#### EXERCISE DESCRIPTION
Only the number is wanted: how many lines contain "type"?

Dataset entries on figures
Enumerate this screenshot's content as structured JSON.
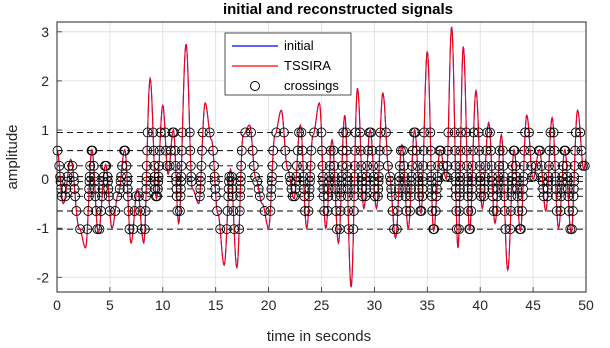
{
  "chart_data": {
    "type": "line",
    "title": "initial and reconstructed signals",
    "xlabel": "time in seconds",
    "ylabel": "amplitude",
    "xlim": [
      0,
      50
    ],
    "ylim": [
      -2.3,
      3.2
    ],
    "xticks": [
      "0",
      "5",
      "10",
      "15",
      "20",
      "25",
      "30",
      "35",
      "40",
      "45",
      "50"
    ],
    "yticks": [
      "-2",
      "-1",
      "0",
      "1",
      "2",
      "3"
    ],
    "grid": true,
    "legend_position": "top-center",
    "series": [
      {
        "name": "initial",
        "color": "#0000ff",
        "style": "solid"
      },
      {
        "name": "TSSIRA",
        "color": "#ff0000",
        "style": "solid"
      },
      {
        "name": "crossings",
        "color": "#000000",
        "style": "circle-markers"
      }
    ],
    "threshold_levels": [
      0.95,
      0.58,
      0.27,
      0.05,
      -0.05,
      -0.2,
      -0.35,
      -0.65,
      -1.02
    ],
    "peaks": [
      [
        0.0,
        0.6
      ],
      [
        0.6,
        -0.5
      ],
      [
        1.3,
        0.4
      ],
      [
        2.1,
        -1.0
      ],
      [
        2.7,
        -1.4
      ],
      [
        3.3,
        0.6
      ],
      [
        3.9,
        -1.1
      ],
      [
        4.6,
        0.3
      ],
      [
        5.2,
        -1.0
      ],
      [
        5.8,
        -0.3
      ],
      [
        6.4,
        0.6
      ],
      [
        7.0,
        -1.3
      ],
      [
        7.6,
        -0.2
      ],
      [
        8.2,
        -1.3
      ],
      [
        8.8,
        2.05
      ],
      [
        9.4,
        -0.4
      ],
      [
        10.0,
        1.5
      ],
      [
        10.5,
        0.1
      ],
      [
        11.0,
        1.0
      ],
      [
        11.5,
        -0.9
      ],
      [
        12.2,
        2.75
      ],
      [
        12.8,
        -0.2
      ],
      [
        13.4,
        -0.5
      ],
      [
        14.0,
        1.55
      ],
      [
        14.6,
        0.8
      ],
      [
        15.2,
        -0.7
      ],
      [
        15.8,
        -1.75
      ],
      [
        16.4,
        0.2
      ],
      [
        17.0,
        -1.8
      ],
      [
        17.6,
        0.9
      ],
      [
        18.2,
        1.1
      ],
      [
        18.8,
        0.0
      ],
      [
        19.4,
        -0.5
      ],
      [
        20.0,
        -1.0
      ],
      [
        20.6,
        0.9
      ],
      [
        21.2,
        1.4
      ],
      [
        21.8,
        0.2
      ],
      [
        22.4,
        -0.4
      ],
      [
        23.0,
        1.1
      ],
      [
        23.6,
        -1.0
      ],
      [
        24.2,
        0.9
      ],
      [
        24.8,
        1.55
      ],
      [
        25.4,
        -1.0
      ],
      [
        26.0,
        0.8
      ],
      [
        26.6,
        -1.3
      ],
      [
        27.2,
        1.3
      ],
      [
        27.8,
        -2.2
      ],
      [
        28.4,
        1.85
      ],
      [
        29.0,
        -0.6
      ],
      [
        29.6,
        1.0
      ],
      [
        30.2,
        -0.6
      ],
      [
        30.8,
        1.75
      ],
      [
        31.4,
        0.1
      ],
      [
        32.0,
        -1.2
      ],
      [
        32.6,
        0.7
      ],
      [
        33.2,
        -1.0
      ],
      [
        33.8,
        1.0
      ],
      [
        34.4,
        -0.7
      ],
      [
        35.0,
        2.6
      ],
      [
        35.6,
        -1.05
      ],
      [
        36.2,
        0.6
      ],
      [
        36.8,
        0.0
      ],
      [
        37.3,
        3.1
      ],
      [
        37.9,
        -1.4
      ],
      [
        38.4,
        2.7
      ],
      [
        39.0,
        -1.05
      ],
      [
        39.6,
        1.8
      ],
      [
        40.2,
        -0.6
      ],
      [
        40.8,
        1.15
      ],
      [
        41.4,
        -0.9
      ],
      [
        42.0,
        0.9
      ],
      [
        42.6,
        -1.85
      ],
      [
        43.2,
        0.6
      ],
      [
        43.8,
        -1.05
      ],
      [
        44.4,
        1.3
      ],
      [
        45.0,
        0.0
      ],
      [
        45.6,
        0.6
      ],
      [
        46.2,
        -0.65
      ],
      [
        46.8,
        1.25
      ],
      [
        47.4,
        -1.0
      ],
      [
        48.0,
        0.6
      ],
      [
        48.6,
        -1.1
      ],
      [
        49.2,
        1.4
      ],
      [
        49.8,
        0.2
      ],
      [
        50.0,
        0.4
      ]
    ]
  }
}
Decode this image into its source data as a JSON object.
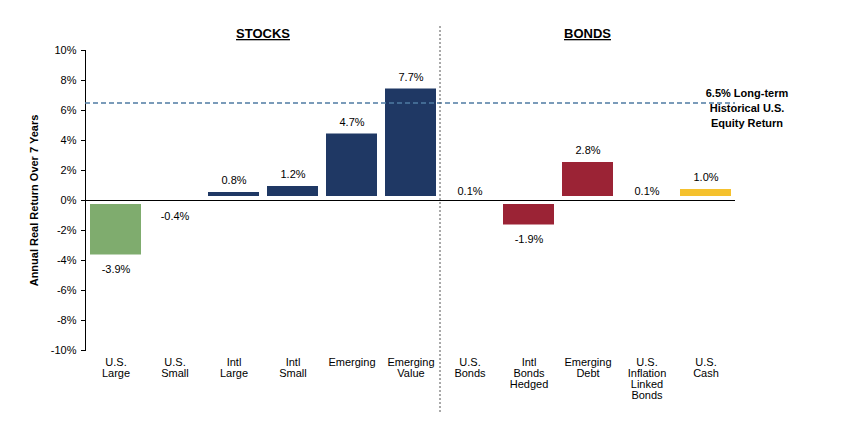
{
  "chart_data": {
    "type": "bar",
    "categories": [
      "U.S. Large",
      "U.S. Small",
      "Intl Large",
      "Intl Small",
      "Emerging",
      "Emerging Value",
      "U.S. Bonds",
      "Intl Bonds Hedged",
      "Emerging Debt",
      "U.S. Inflation Linked Bonds",
      "U.S. Cash"
    ],
    "values": [
      -3.9,
      -0.4,
      0.8,
      1.2,
      4.7,
      7.7,
      0.1,
      -1.9,
      2.8,
      0.1,
      1.0
    ],
    "value_labels": [
      "-3.9%",
      "-0.4%",
      "0.8%",
      "1.2%",
      "4.7%",
      "7.7%",
      "0.1%",
      "-1.9%",
      "2.8%",
      "0.1%",
      "1.0%"
    ],
    "colors": [
      "#7fac6e",
      "#7fac6e",
      "#1f3864",
      "#1f3864",
      "#1f3864",
      "#1f3864",
      "#9b2335",
      "#9b2335",
      "#9b2335",
      "#9b2335",
      "#f5c12e"
    ],
    "groups": [
      "STOCKS",
      "STOCKS",
      "STOCKS",
      "STOCKS",
      "STOCKS",
      "STOCKS",
      "BONDS",
      "BONDS",
      "BONDS",
      "BONDS",
      "BONDS"
    ],
    "y_label": "Annual Real Return Over 7 Years",
    "ylim": [
      -10,
      10
    ],
    "yticks": [
      {
        "value": -10,
        "label": "-10%"
      },
      {
        "value": -8,
        "label": "-8%"
      },
      {
        "value": -6,
        "label": "-6%"
      },
      {
        "value": -4,
        "label": "-4%"
      },
      {
        "value": -2,
        "label": "-2%"
      },
      {
        "value": 0,
        "label": "0%"
      },
      {
        "value": 2,
        "label": "2%"
      },
      {
        "value": 4,
        "label": "4%"
      },
      {
        "value": 6,
        "label": "6%"
      },
      {
        "value": 8,
        "label": "8%"
      },
      {
        "value": 10,
        "label": "10%"
      }
    ],
    "grid": false,
    "data_labels": true,
    "reference_line": {
      "value": 6.5,
      "label": [
        "6.5% Long-term",
        "Historical U.S.",
        "Equity Return"
      ],
      "color": "#4f7ba3",
      "line_style": "dashed"
    }
  }
}
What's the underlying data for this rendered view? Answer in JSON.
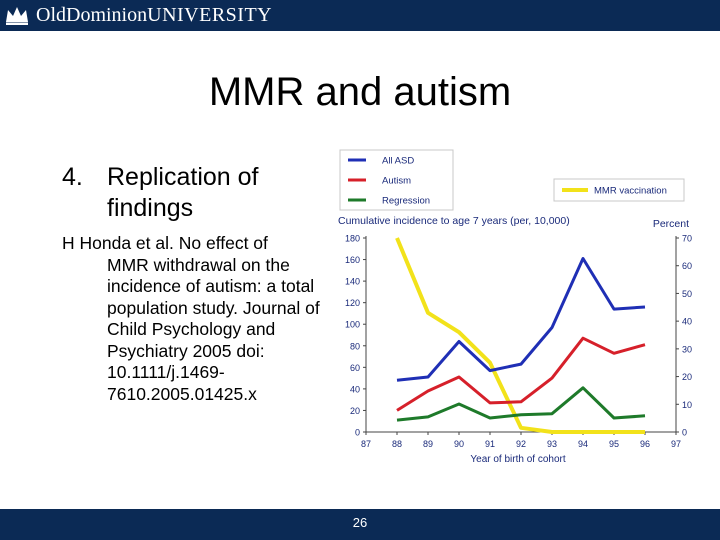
{
  "header": {
    "logo_text_a": "Old",
    "logo_text_b": "Dominion",
    "logo_text_c": "UNIVERSITY",
    "bar_color": "#0b2a55"
  },
  "slide": {
    "title": "MMR and autism",
    "bullet_number": "4.",
    "bullet_text": "Replication of findings",
    "citation_first": "H Honda et al. No effect of",
    "citation_rest": "MMR withdrawal on the incidence of autism: a total population study. Journal of Child Psychology and Psychiatry 2005 doi: 10.1111/j.1469-7610.2005.01425.x"
  },
  "footer": {
    "page_number": "26"
  },
  "chart_data": {
    "type": "line",
    "title": "Cumulative incidence to age 7 years (per, 10,000)",
    "xlabel": "Year of birth of cohort",
    "ylabel": "",
    "y2label": "Percent",
    "x": [
      87,
      88,
      89,
      90,
      91,
      92,
      93,
      94,
      95,
      96,
      97
    ],
    "xlim": [
      87,
      97
    ],
    "ylim": [
      0,
      180
    ],
    "yticks": [
      0,
      20,
      40,
      60,
      80,
      100,
      120,
      140,
      160,
      180
    ],
    "y2lim": [
      0,
      70
    ],
    "y2ticks": [
      0,
      10,
      20,
      30,
      40,
      50,
      60,
      70
    ],
    "grid": false,
    "legend_placement": "top-left",
    "series": [
      {
        "name": "All ASD",
        "axis": "left",
        "color": "#1f2fb5",
        "x": [
          88,
          89,
          90,
          91,
          92,
          93,
          94,
          95,
          96
        ],
        "values": [
          48,
          51,
          84,
          57,
          63,
          97,
          161,
          114,
          116
        ]
      },
      {
        "name": "Autism",
        "axis": "left",
        "color": "#d6202a",
        "x": [
          88,
          89,
          90,
          91,
          92,
          93,
          94,
          95,
          96
        ],
        "values": [
          20,
          38,
          51,
          27,
          28,
          50,
          87,
          73,
          81
        ]
      },
      {
        "name": "Regression",
        "axis": "left",
        "color": "#1e7a2a",
        "x": [
          88,
          89,
          90,
          91,
          92,
          93,
          94,
          95,
          96
        ],
        "values": [
          11,
          14,
          26,
          13,
          16,
          17,
          41,
          13,
          15
        ]
      },
      {
        "name": "MMR vaccination",
        "axis": "right",
        "color": "#f2e21a",
        "x": [
          88,
          89,
          90,
          91,
          92,
          93,
          94,
          95,
          96
        ],
        "values": [
          70,
          43,
          36,
          25,
          1.5,
          0,
          0,
          0,
          0
        ]
      }
    ]
  }
}
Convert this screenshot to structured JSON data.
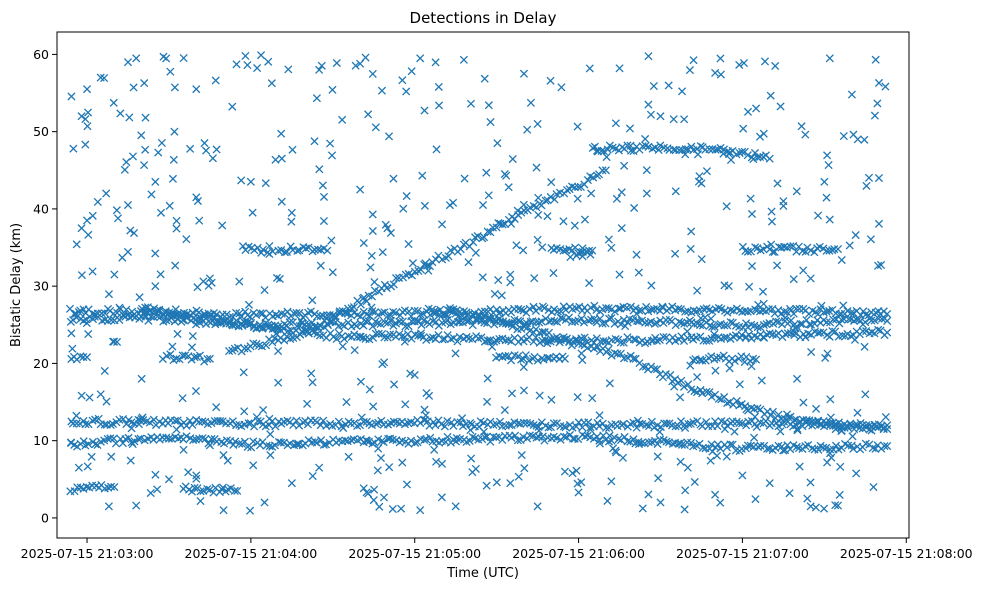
{
  "chart_data": {
    "type": "scatter",
    "title": "Detections in Delay",
    "xlabel": "Time (UTC)",
    "ylabel": "Bistatic Delay (km)",
    "marker": "x",
    "color": "#1f77b4",
    "xlim": [
      "2025-07-15 21:02:49",
      "2025-07-15 21:08:01"
    ],
    "ylim": [
      -2.6,
      62.9
    ],
    "xticks": [
      "2025-07-15 21:03:00",
      "2025-07-15 21:04:00",
      "2025-07-15 21:05:00",
      "2025-07-15 21:06:00",
      "2025-07-15 21:07:00",
      "2025-07-15 21:08:00"
    ],
    "yticks": [
      "0",
      "10",
      "20",
      "30",
      "40",
      "50",
      "60"
    ],
    "data_span": [
      "2025-07-15 21:02:54",
      "2025-07-15 21:07:53"
    ],
    "tracks": [
      {
        "points": [
          [
            "2025-07-15 21:02:54",
            26.8
          ],
          [
            "2025-07-15 21:04:00",
            26.3
          ],
          [
            "2025-07-15 21:05:00",
            26.5
          ],
          [
            "2025-07-15 21:06:00",
            27.1
          ],
          [
            "2025-07-15 21:07:00",
            26.9
          ],
          [
            "2025-07-15 21:07:53",
            26.4
          ]
        ]
      },
      {
        "points": [
          [
            "2025-07-15 21:02:54",
            25.6
          ],
          [
            "2025-07-15 21:03:20",
            25.9
          ],
          [
            "2025-07-15 21:04:00",
            25.0
          ],
          [
            "2025-07-15 21:05:00",
            25.2
          ],
          [
            "2025-07-15 21:06:00",
            25.6
          ],
          [
            "2025-07-15 21:07:00",
            25.0
          ],
          [
            "2025-07-15 21:07:53",
            25.5
          ]
        ]
      },
      {
        "points": [
          [
            "2025-07-15 21:02:54",
            12.5
          ],
          [
            "2025-07-15 21:04:00",
            12.2
          ],
          [
            "2025-07-15 21:05:00",
            12.3
          ],
          [
            "2025-07-15 21:06:00",
            12.0
          ],
          [
            "2025-07-15 21:07:00",
            12.2
          ],
          [
            "2025-07-15 21:07:53",
            12.0
          ]
        ]
      },
      {
        "points": [
          [
            "2025-07-15 21:02:54",
            9.5
          ],
          [
            "2025-07-15 21:03:30",
            10.5
          ],
          [
            "2025-07-15 21:04:00",
            9.5
          ],
          [
            "2025-07-15 21:05:00",
            10.0
          ],
          [
            "2025-07-15 21:06:00",
            10.5
          ],
          [
            "2025-07-15 21:07:00",
            9.0
          ],
          [
            "2025-07-15 21:07:53",
            9.3
          ]
        ]
      },
      {
        "points": [
          [
            "2025-07-15 21:03:20",
            27.0
          ],
          [
            "2025-07-15 21:04:00",
            25.0
          ],
          [
            "2025-07-15 21:04:30",
            23.5
          ],
          [
            "2025-07-15 21:05:00",
            23.5
          ],
          [
            "2025-07-15 21:05:30",
            23.0
          ],
          [
            "2025-07-15 21:06:00",
            23.0
          ],
          [
            "2025-07-15 21:06:30",
            23.0
          ],
          [
            "2025-07-15 21:07:00",
            23.5
          ],
          [
            "2025-07-15 21:07:53",
            24.0
          ]
        ]
      },
      {
        "points": [
          [
            "2025-07-15 21:03:52",
            21.5
          ],
          [
            "2025-07-15 21:04:20",
            24.0
          ],
          [
            "2025-07-15 21:04:40",
            28.0
          ],
          [
            "2025-07-15 21:05:00",
            32.0
          ],
          [
            "2025-07-15 21:05:20",
            35.5
          ],
          [
            "2025-07-15 21:05:40",
            39.5
          ],
          [
            "2025-07-15 21:06:00",
            43.0
          ],
          [
            "2025-07-15 21:06:10",
            45.0
          ]
        ]
      },
      {
        "points": [
          [
            "2025-07-15 21:06:05",
            47.8
          ],
          [
            "2025-07-15 21:06:40",
            48.0
          ],
          [
            "2025-07-15 21:07:00",
            47.2
          ],
          [
            "2025-07-15 21:07:10",
            46.5
          ]
        ]
      },
      {
        "points": [
          [
            "2025-07-15 21:05:05",
            26.8
          ],
          [
            "2025-07-15 21:05:30",
            25.5
          ],
          [
            "2025-07-15 21:06:00",
            22.5
          ],
          [
            "2025-07-15 21:06:20",
            20.5
          ],
          [
            "2025-07-15 21:06:40",
            17.0
          ],
          [
            "2025-07-15 21:07:00",
            14.5
          ],
          [
            "2025-07-15 21:07:20",
            12.5
          ],
          [
            "2025-07-15 21:07:53",
            11.5
          ]
        ]
      },
      {
        "points": [
          [
            "2025-07-15 21:02:54",
            20.5
          ],
          [
            "2025-07-15 21:03:00",
            20.8
          ]
        ]
      },
      {
        "points": [
          [
            "2025-07-15 21:03:28",
            20.8
          ],
          [
            "2025-07-15 21:03:45",
            20.6
          ]
        ]
      },
      {
        "points": [
          [
            "2025-07-15 21:05:30",
            20.8
          ],
          [
            "2025-07-15 21:05:55",
            20.6
          ]
        ]
      },
      {
        "points": [
          [
            "2025-07-15 21:06:42",
            20.8
          ],
          [
            "2025-07-15 21:07:05",
            20.5
          ]
        ]
      },
      {
        "points": [
          [
            "2025-07-15 21:03:57",
            34.8
          ],
          [
            "2025-07-15 21:04:08",
            34.5
          ]
        ]
      },
      {
        "points": [
          [
            "2025-07-15 21:04:10",
            34.8
          ],
          [
            "2025-07-15 21:04:28",
            34.6
          ]
        ]
      },
      {
        "points": [
          [
            "2025-07-15 21:05:50",
            34.8
          ],
          [
            "2025-07-15 21:06:05",
            34.6
          ]
        ]
      },
      {
        "points": [
          [
            "2025-07-15 21:07:00",
            34.8
          ],
          [
            "2025-07-15 21:07:35",
            34.8
          ]
        ]
      },
      {
        "points": [
          [
            "2025-07-15 21:02:54",
            3.8
          ],
          [
            "2025-07-15 21:03:10",
            4.0
          ]
        ]
      },
      {
        "points": [
          [
            "2025-07-15 21:03:35",
            3.7
          ],
          [
            "2025-07-15 21:03:55",
            3.5
          ]
        ]
      }
    ],
    "scatter_points": [
      [
        "2025-07-15 21:02:55",
        47.8
      ],
      [
        "2025-07-15 21:02:58",
        52.0
      ],
      [
        "2025-07-15 21:03:00",
        55.5
      ],
      [
        "2025-07-15 21:03:05",
        57.0
      ],
      [
        "2025-07-15 21:03:15",
        59.0
      ],
      [
        "2025-07-15 21:03:18",
        59.5
      ],
      [
        "2025-07-15 21:03:28",
        59.7
      ],
      [
        "2025-07-15 21:03:58",
        59.8
      ],
      [
        "2025-07-15 21:05:02",
        59.5
      ],
      [
        "2025-07-15 21:05:18",
        59.3
      ],
      [
        "2025-07-15 21:07:32",
        59.5
      ],
      [
        "2025-07-15 21:03:40",
        55.5
      ],
      [
        "2025-07-15 21:04:25",
        58.0
      ],
      [
        "2025-07-15 21:04:40",
        58.8
      ],
      [
        "2025-07-15 21:05:40",
        57.5
      ],
      [
        "2025-07-15 21:06:15",
        58.2
      ],
      [
        "2025-07-15 21:06:50",
        57.6
      ],
      [
        "2025-07-15 21:07:12",
        58.5
      ],
      [
        "2025-07-15 21:07:50",
        56.3
      ],
      [
        "2025-07-15 21:03:32",
        50.0
      ],
      [
        "2025-07-15 21:04:48",
        55.3
      ],
      [
        "2025-07-15 21:05:45",
        51.0
      ],
      [
        "2025-07-15 21:06:30",
        52.0
      ],
      [
        "2025-07-15 21:07:05",
        53.0
      ],
      [
        "2025-07-15 21:02:58",
        37.5
      ],
      [
        "2025-07-15 21:03:00",
        38.5
      ],
      [
        "2025-07-15 21:03:07",
        42.0
      ],
      [
        "2025-07-15 21:03:15",
        40.5
      ],
      [
        "2025-07-15 21:03:25",
        43.5
      ],
      [
        "2025-07-15 21:03:40",
        41.5
      ],
      [
        "2025-07-15 21:04:00",
        43.5
      ],
      [
        "2025-07-15 21:04:15",
        39.5
      ],
      [
        "2025-07-15 21:04:40",
        42.5
      ],
      [
        "2025-07-15 21:04:50",
        37.5
      ],
      [
        "2025-07-15 21:05:10",
        38.0
      ],
      [
        "2025-07-15 21:05:25",
        40.5
      ],
      [
        "2025-07-15 21:05:45",
        36.0
      ],
      [
        "2025-07-15 21:06:25",
        42.0
      ],
      [
        "2025-07-15 21:06:45",
        43.3
      ],
      [
        "2025-07-15 21:07:15",
        41.0
      ],
      [
        "2025-07-15 21:07:30",
        43.5
      ],
      [
        "2025-07-15 21:07:50",
        44.0
      ],
      [
        "2025-07-15 21:03:10",
        31.5
      ],
      [
        "2025-07-15 21:03:25",
        30.0
      ],
      [
        "2025-07-15 21:03:45",
        31.0
      ],
      [
        "2025-07-15 21:04:05",
        29.5
      ],
      [
        "2025-07-15 21:04:30",
        31.8
      ],
      [
        "2025-07-15 21:05:05",
        32.0
      ],
      [
        "2025-07-15 21:05:35",
        30.5
      ],
      [
        "2025-07-15 21:06:15",
        31.5
      ],
      [
        "2025-07-15 21:06:55",
        30.0
      ],
      [
        "2025-07-15 21:07:25",
        31.0
      ],
      [
        "2025-07-15 21:03:05",
        16.0
      ],
      [
        "2025-07-15 21:03:20",
        18.0
      ],
      [
        "2025-07-15 21:03:35",
        15.5
      ],
      [
        "2025-07-15 21:04:10",
        17.5
      ],
      [
        "2025-07-15 21:04:35",
        15.0
      ],
      [
        "2025-07-15 21:05:00",
        18.5
      ],
      [
        "2025-07-15 21:05:40",
        16.5
      ],
      [
        "2025-07-15 21:06:05",
        15.5
      ],
      [
        "2025-07-15 21:06:35",
        17.0
      ],
      [
        "2025-07-15 21:07:20",
        18.0
      ],
      [
        "2025-07-15 21:07:45",
        16.0
      ],
      [
        "2025-07-15 21:02:57",
        6.5
      ],
      [
        "2025-07-15 21:03:08",
        1.5
      ],
      [
        "2025-07-15 21:03:18",
        1.6
      ],
      [
        "2025-07-15 21:03:30",
        5.0
      ],
      [
        "2025-07-15 21:03:50",
        1.0
      ],
      [
        "2025-07-15 21:04:05",
        2.0
      ],
      [
        "2025-07-15 21:04:15",
        4.5
      ],
      [
        "2025-07-15 21:04:45",
        2.3
      ],
      [
        "2025-07-15 21:04:55",
        1.2
      ],
      [
        "2025-07-15 21:05:02",
        1.0
      ],
      [
        "2025-07-15 21:05:15",
        1.5
      ],
      [
        "2025-07-15 21:05:35",
        4.5
      ],
      [
        "2025-07-15 21:05:45",
        1.5
      ],
      [
        "2025-07-15 21:06:00",
        3.3
      ],
      [
        "2025-07-15 21:06:30",
        2.0
      ],
      [
        "2025-07-15 21:06:50",
        3.0
      ],
      [
        "2025-07-15 21:07:10",
        4.5
      ],
      [
        "2025-07-15 21:07:25",
        1.5
      ],
      [
        "2025-07-15 21:07:35",
        1.6
      ],
      [
        "2025-07-15 21:07:48",
        4.0
      ],
      [
        "2025-07-15 21:03:40",
        5.5
      ],
      [
        "2025-07-15 21:04:25",
        6.5
      ],
      [
        "2025-07-15 21:05:10",
        7.0
      ],
      [
        "2025-07-15 21:05:55",
        6.0
      ],
      [
        "2025-07-15 21:06:40",
        6.5
      ],
      [
        "2025-07-15 21:07:00",
        5.5
      ]
    ]
  }
}
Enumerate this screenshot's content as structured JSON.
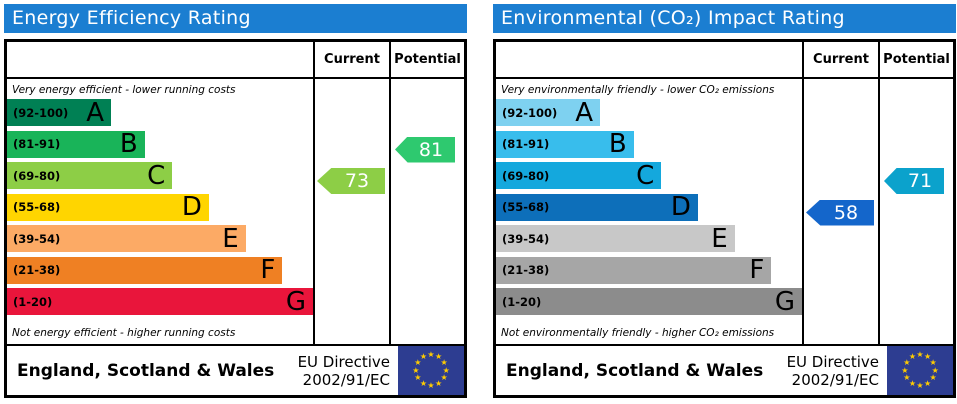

#### RESULT FOR THIS TASK
4